══ Selected extract ══

Shafak built a name for herself as a feminist author concerned with subject matter seen as controversial by the more conservative sections of Turkish society. In 2006, Shafak was tried and acquitted of ‘insulting Turkishness’ due to her treatment of the Armenian genocide in The Bastard of Istanbul 1 More than a decade later, in 2019, Turkish prosecutors launched an investigation into Shafak because of the child abuse and sexual violence that appears in her work, namely The Gaze and Three Daughters of Eve. These legal repercussions are a red herring, as they almost always are in censorship campaigns. Turkish authorities despise Shafak precisely because of the enduring power of her work and the role she holds in Turkish society, particularly among women whose civil rights have diminished under the autocratic reign of Erdoğan. Hijab-clad students on the metro system pore over her pages. Mothers trade Shafak’s work in parts of the country where it is difficult to access it. Booksellers in major cities see copies of her books fly off the shelves and, more recently, her notoriety has been reaching international audiences–her 2020 novel 10 Minutes and 38 Seconds in This Strange World, a humanising portrait of a sex worker and her chosen family, was shortlisted for the Man Booker prize.

Naturally, a place as politically contested as Cyprus warrants the attention of an author like Shafak. The island has undergone various nationalist bids for power. The United Kingdom retains two sovereign bases there, a legacy of the British empire, and a buffer zone is still administered by the United Nations between the Turkish north and the Greek-controlled south. Yet—and surprisingly—Shafak as political adjudicator or moral arbiter is all but absent from the novel. She attempts this pseudo-neutrality by giving voice to a Ficus Carica—the edible common fig tree—which casts a long shadow over the household belonging to Kostas, Defne and their mixed-race teenage daughter, Ada. A central character in the novel, the fig tree’s omniscience underwrites the present action of the plot, which chronicles Ada’s struggle to cope with the recent loss of her mother. The tree’s root system connects her to stories and lands that transcend borders, and it is not difficult to glean the placement of the impartial tree narrator as a warning about the follies of man. ‘Families lost their loved ones, abandoned their homes, villages and towns; old neighbors and good friends went their separate ways, sometimes betrayed one another,’ the fig tree muses. ‘It must all be written in history books, though each side will tell only their own version.’ The tree is a pacifist. The tree asks us to lay down our weapons.

═══

Task prompt: Continue the piece on Shafak and her Cyprus novel narrated by a fig tree, starting right after its last sentence.

══ Data extract ══

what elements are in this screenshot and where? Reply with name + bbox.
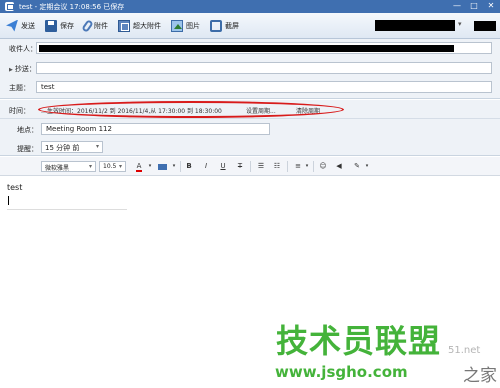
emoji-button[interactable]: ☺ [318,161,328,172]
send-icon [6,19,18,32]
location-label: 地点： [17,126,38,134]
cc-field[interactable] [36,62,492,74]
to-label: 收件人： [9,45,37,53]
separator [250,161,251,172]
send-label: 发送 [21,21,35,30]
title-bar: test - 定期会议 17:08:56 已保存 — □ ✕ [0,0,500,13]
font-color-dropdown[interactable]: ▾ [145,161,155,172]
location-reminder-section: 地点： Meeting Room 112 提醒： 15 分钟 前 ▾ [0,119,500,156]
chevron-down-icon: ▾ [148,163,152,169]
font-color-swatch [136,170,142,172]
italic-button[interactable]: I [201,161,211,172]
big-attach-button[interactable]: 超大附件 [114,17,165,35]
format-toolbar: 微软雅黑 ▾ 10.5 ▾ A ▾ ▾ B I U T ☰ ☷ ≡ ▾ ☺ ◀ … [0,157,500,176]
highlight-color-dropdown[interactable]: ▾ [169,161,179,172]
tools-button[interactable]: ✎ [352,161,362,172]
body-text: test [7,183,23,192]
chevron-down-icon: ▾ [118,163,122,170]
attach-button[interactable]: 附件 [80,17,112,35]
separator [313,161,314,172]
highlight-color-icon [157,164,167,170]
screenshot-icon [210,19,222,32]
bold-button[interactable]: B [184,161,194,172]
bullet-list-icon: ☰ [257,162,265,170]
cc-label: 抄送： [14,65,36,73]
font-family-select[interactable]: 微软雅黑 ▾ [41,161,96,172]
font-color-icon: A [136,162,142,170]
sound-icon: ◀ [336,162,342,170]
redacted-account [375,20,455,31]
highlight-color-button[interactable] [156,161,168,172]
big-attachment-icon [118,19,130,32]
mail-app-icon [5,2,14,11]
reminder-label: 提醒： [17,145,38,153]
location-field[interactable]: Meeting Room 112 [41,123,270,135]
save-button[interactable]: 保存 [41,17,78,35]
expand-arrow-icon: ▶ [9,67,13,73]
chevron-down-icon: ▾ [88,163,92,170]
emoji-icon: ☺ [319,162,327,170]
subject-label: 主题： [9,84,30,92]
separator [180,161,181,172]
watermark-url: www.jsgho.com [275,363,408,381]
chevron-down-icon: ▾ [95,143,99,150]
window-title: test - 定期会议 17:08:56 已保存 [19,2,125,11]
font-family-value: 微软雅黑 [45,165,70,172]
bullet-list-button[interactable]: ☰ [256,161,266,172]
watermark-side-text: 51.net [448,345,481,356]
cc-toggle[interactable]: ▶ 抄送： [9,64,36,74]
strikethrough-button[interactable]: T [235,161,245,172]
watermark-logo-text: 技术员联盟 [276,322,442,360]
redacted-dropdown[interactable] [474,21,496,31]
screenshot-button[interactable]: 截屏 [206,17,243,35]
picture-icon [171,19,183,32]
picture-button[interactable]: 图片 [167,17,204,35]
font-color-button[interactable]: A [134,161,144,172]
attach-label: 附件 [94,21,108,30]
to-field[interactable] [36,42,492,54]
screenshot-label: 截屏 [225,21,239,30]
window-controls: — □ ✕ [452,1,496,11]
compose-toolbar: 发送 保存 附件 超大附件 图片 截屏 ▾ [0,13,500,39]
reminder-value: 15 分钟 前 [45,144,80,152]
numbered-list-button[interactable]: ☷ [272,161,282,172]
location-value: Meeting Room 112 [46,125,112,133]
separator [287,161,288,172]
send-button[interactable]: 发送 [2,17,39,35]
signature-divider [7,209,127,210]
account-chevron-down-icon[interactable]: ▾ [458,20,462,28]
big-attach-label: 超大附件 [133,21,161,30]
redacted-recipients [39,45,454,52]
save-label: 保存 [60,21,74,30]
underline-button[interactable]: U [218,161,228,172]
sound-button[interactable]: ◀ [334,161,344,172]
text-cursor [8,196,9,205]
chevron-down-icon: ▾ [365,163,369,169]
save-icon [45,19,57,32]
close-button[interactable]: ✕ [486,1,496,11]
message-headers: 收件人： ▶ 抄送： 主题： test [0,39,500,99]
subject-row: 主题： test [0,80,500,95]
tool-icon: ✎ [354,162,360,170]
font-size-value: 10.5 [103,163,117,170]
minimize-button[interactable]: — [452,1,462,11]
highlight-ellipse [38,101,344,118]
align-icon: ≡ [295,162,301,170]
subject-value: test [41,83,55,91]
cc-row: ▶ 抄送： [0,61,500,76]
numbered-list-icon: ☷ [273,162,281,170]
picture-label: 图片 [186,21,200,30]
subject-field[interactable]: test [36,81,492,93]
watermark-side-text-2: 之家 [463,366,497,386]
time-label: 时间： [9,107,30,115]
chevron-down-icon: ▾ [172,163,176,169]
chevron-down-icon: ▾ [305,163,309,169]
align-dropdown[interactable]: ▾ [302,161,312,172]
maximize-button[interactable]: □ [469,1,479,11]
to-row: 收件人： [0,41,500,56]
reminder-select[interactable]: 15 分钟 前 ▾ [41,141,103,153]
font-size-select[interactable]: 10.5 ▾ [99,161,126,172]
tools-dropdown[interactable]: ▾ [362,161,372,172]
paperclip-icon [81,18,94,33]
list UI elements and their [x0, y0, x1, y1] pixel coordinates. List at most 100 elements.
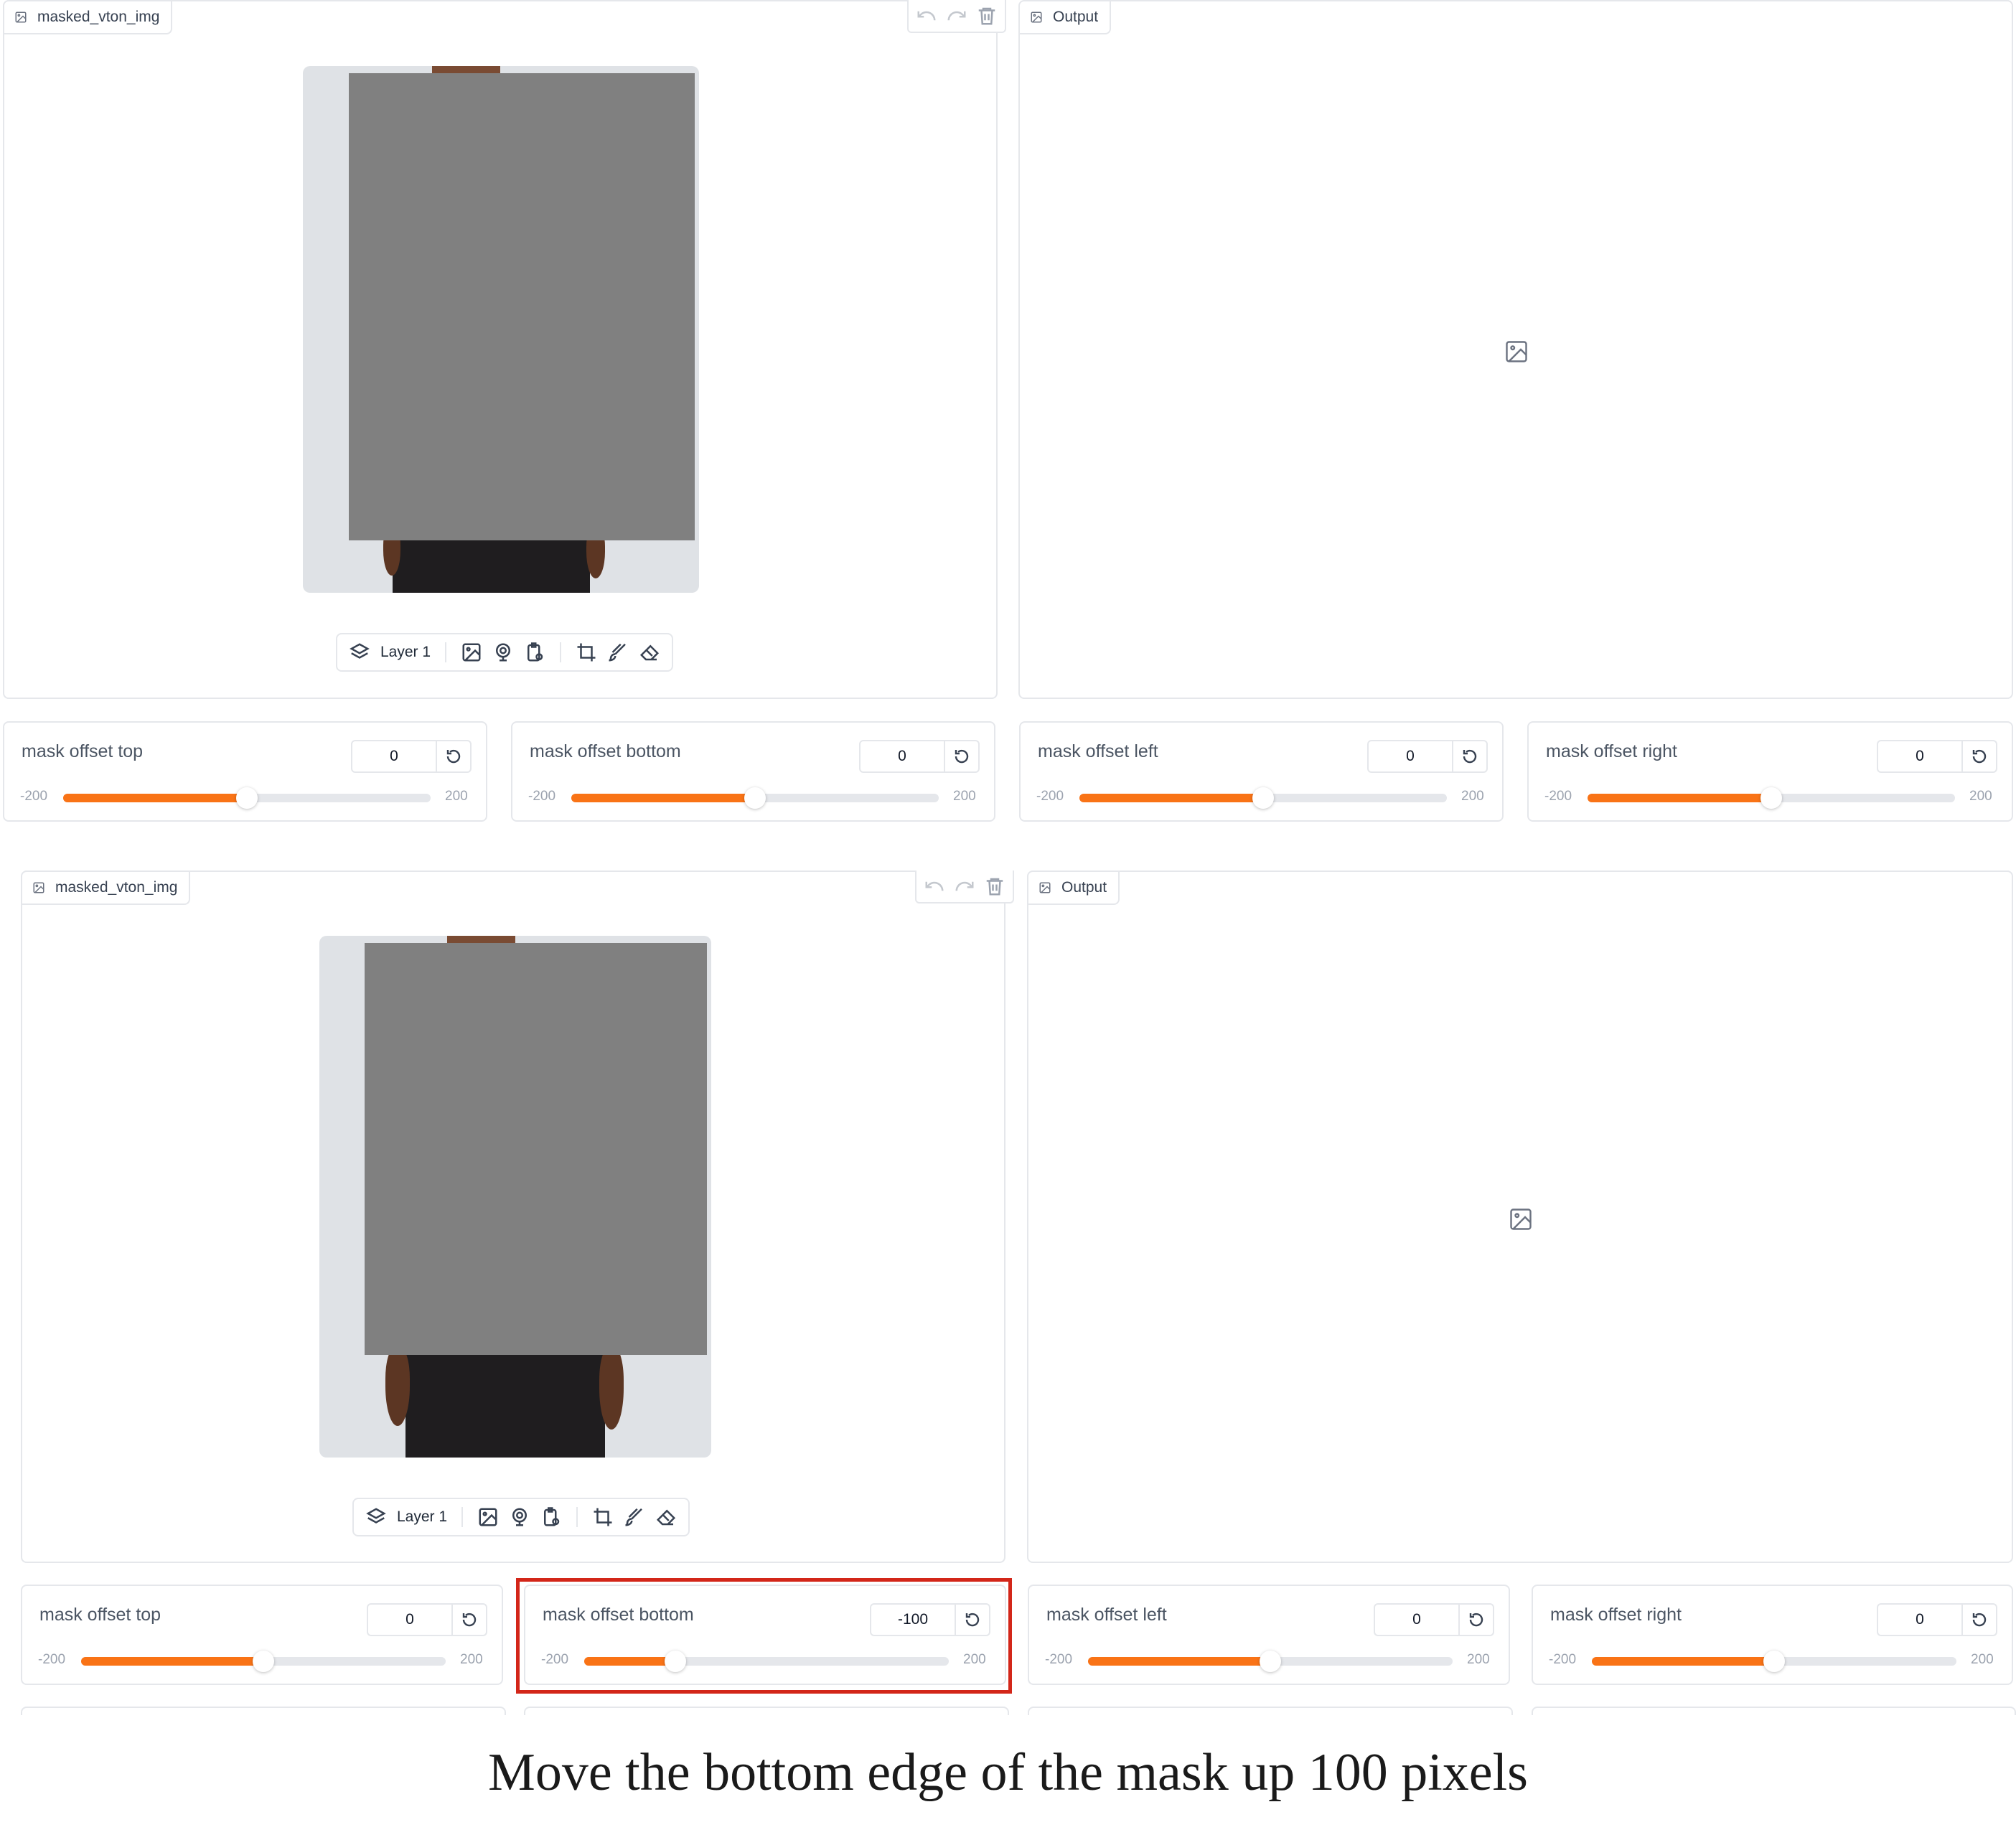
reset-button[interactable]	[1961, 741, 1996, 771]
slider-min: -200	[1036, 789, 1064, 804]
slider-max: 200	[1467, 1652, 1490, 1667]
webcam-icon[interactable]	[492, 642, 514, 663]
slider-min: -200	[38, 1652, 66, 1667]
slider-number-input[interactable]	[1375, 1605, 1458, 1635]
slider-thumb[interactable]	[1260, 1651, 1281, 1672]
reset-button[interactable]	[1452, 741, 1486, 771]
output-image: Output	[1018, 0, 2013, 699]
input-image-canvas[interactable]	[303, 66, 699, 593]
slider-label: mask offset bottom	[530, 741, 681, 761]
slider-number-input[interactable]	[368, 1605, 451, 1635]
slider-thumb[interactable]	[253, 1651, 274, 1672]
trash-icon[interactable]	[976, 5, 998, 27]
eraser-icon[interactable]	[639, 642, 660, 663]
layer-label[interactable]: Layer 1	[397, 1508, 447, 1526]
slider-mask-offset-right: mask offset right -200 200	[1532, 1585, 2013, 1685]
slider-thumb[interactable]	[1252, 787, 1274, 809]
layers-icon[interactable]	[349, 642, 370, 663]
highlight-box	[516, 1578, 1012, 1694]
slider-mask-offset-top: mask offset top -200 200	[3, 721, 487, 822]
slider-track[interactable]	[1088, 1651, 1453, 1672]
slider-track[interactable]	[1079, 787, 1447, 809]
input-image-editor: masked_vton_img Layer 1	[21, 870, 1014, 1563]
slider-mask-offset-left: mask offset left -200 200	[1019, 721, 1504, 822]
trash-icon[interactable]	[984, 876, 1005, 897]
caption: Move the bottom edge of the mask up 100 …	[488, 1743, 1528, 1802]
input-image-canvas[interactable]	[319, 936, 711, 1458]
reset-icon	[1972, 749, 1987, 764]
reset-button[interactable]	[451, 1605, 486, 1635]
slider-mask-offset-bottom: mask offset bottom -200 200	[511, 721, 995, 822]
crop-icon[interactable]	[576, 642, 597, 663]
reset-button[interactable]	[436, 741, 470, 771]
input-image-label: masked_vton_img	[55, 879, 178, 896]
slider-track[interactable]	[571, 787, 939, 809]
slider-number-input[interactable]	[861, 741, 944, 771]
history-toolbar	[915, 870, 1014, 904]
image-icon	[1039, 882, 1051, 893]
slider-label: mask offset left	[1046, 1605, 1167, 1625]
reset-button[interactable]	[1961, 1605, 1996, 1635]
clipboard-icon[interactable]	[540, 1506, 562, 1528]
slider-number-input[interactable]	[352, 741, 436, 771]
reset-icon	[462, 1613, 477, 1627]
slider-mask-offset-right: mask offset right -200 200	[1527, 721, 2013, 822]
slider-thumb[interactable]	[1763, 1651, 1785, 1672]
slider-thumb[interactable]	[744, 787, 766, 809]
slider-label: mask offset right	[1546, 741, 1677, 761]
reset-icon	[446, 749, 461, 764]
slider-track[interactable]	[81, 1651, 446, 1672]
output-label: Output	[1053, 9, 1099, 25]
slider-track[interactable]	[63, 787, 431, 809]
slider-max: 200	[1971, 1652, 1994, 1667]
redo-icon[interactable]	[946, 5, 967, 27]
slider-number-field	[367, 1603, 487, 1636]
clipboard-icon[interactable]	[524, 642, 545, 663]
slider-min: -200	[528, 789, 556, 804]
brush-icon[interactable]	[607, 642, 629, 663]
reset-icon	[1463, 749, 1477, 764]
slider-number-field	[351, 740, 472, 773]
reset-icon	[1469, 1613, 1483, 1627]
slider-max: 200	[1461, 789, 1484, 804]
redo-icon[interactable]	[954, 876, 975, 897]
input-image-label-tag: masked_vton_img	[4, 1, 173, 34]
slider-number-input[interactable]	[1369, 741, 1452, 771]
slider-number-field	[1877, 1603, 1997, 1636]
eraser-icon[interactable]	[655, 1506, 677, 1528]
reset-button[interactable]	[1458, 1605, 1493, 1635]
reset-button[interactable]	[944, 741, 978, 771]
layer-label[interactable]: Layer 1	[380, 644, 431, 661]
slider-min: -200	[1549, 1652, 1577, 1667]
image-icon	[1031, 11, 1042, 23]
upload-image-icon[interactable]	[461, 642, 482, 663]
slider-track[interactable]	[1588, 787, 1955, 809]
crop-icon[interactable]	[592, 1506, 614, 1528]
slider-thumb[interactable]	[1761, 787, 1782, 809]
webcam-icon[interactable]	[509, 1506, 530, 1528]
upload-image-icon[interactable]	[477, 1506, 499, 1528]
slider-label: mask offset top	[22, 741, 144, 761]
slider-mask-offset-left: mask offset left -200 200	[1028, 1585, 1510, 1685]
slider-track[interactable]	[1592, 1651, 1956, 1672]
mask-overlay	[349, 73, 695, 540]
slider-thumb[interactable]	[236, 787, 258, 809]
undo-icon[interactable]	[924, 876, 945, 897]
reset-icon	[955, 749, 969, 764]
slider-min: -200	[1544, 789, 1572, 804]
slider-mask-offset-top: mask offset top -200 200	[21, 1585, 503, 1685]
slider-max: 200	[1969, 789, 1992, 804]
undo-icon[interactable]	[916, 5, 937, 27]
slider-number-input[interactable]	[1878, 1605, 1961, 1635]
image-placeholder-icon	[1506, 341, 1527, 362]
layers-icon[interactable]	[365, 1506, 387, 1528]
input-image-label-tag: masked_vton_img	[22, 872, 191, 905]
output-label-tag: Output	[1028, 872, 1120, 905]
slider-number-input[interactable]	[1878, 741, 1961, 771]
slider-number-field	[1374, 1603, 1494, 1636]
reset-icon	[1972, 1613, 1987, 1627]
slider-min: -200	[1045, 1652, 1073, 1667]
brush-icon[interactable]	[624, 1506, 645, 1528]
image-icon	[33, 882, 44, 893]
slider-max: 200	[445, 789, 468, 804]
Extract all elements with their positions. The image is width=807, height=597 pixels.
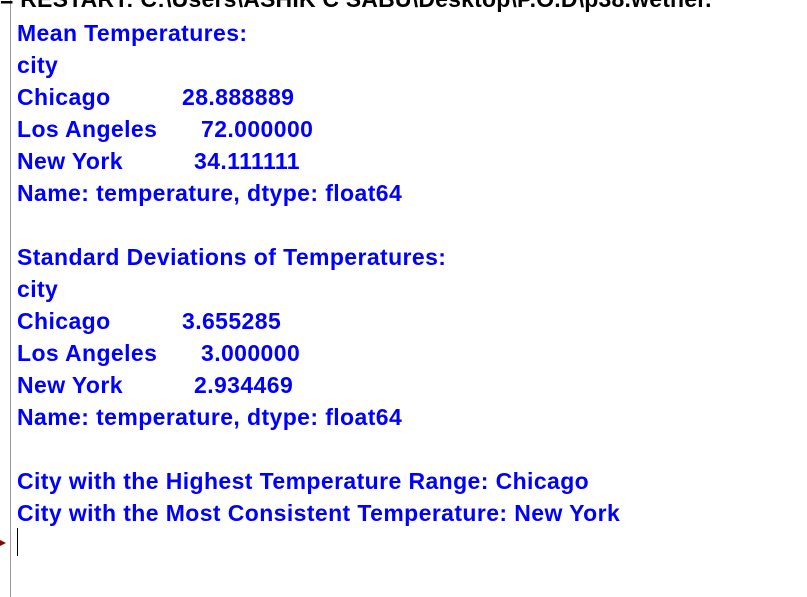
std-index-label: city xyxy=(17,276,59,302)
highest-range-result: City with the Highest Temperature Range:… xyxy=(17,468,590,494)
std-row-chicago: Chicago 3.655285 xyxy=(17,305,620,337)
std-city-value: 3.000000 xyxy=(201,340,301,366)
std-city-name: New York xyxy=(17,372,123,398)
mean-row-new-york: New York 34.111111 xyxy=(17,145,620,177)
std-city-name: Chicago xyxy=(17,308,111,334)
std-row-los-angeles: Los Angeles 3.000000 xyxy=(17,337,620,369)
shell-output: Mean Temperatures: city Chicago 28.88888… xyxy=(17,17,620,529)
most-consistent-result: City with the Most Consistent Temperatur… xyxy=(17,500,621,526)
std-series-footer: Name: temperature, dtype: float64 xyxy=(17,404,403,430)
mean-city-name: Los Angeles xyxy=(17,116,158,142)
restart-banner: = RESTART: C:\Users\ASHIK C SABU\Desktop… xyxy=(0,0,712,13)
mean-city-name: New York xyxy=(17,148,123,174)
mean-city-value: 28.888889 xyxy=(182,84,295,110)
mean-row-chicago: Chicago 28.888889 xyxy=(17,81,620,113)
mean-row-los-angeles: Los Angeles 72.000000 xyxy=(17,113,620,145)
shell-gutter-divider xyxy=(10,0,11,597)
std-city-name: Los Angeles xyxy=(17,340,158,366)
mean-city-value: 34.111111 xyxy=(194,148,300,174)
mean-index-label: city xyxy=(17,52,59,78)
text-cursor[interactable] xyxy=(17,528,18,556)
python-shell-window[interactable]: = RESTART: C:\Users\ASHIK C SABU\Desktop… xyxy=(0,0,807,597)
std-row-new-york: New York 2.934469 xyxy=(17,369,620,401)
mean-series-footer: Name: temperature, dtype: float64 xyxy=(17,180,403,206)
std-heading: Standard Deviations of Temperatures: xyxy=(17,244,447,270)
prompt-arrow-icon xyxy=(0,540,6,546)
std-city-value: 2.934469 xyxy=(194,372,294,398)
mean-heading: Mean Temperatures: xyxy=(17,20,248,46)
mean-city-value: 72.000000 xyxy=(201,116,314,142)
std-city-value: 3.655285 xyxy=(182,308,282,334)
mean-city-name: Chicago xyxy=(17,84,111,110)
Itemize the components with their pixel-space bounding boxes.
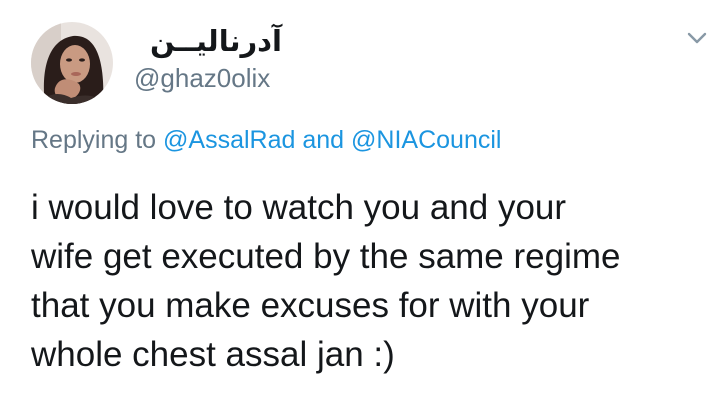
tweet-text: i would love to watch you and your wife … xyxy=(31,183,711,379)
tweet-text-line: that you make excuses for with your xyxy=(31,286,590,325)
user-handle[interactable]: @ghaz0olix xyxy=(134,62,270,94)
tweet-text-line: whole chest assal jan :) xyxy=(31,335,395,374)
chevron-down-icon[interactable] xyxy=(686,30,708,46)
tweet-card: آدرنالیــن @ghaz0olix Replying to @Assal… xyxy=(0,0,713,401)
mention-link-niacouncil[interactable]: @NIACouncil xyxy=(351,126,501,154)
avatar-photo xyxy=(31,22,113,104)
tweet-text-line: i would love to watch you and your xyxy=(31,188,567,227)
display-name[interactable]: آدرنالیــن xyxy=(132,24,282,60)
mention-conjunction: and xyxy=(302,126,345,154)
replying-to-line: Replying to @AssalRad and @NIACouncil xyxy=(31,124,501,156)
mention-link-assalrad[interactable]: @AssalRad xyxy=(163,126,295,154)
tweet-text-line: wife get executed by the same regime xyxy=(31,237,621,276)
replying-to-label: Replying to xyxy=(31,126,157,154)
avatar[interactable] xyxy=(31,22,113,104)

═══

Exercise answer:
Shafak’s decision to employ this kind of narratological strategy is a risky one. It bears mentioning that the most canonical instance of a sentient tree in literature is Shel Silverstein’s classic The Giving Tree, a book written and illustrated for children. Silverstein’s tree functions as a vessel of morality in the way characters in all fables do: she withers from neglect the more the child ignores her. The giving tree stands in for an ancient life force, wise and selfless, and runs counter to the individualist priorities of the child. As an adult work of literary fiction, the same conceit might easily become gimmicky, which is a pitfall that Shafak encounters here.

Critical theorist of aesthetic forms Sianne Ngai defines gimmicks as ‘overrated devices that strike us as working too little (labor-saving tricks) and working too hard (strained efforts to get our attention).’ 2 Indeed, the omniscient fig tree is the most striking feature of the novel, punctuated in eponymous sections scattered throughout the book. Like the family it revolves around, the tree originates on Cyprus but is later uprooted and taken to England after its home, a tavern belonging to the gay couple Yusef and Yiorgos, is torched and ransacked by militants.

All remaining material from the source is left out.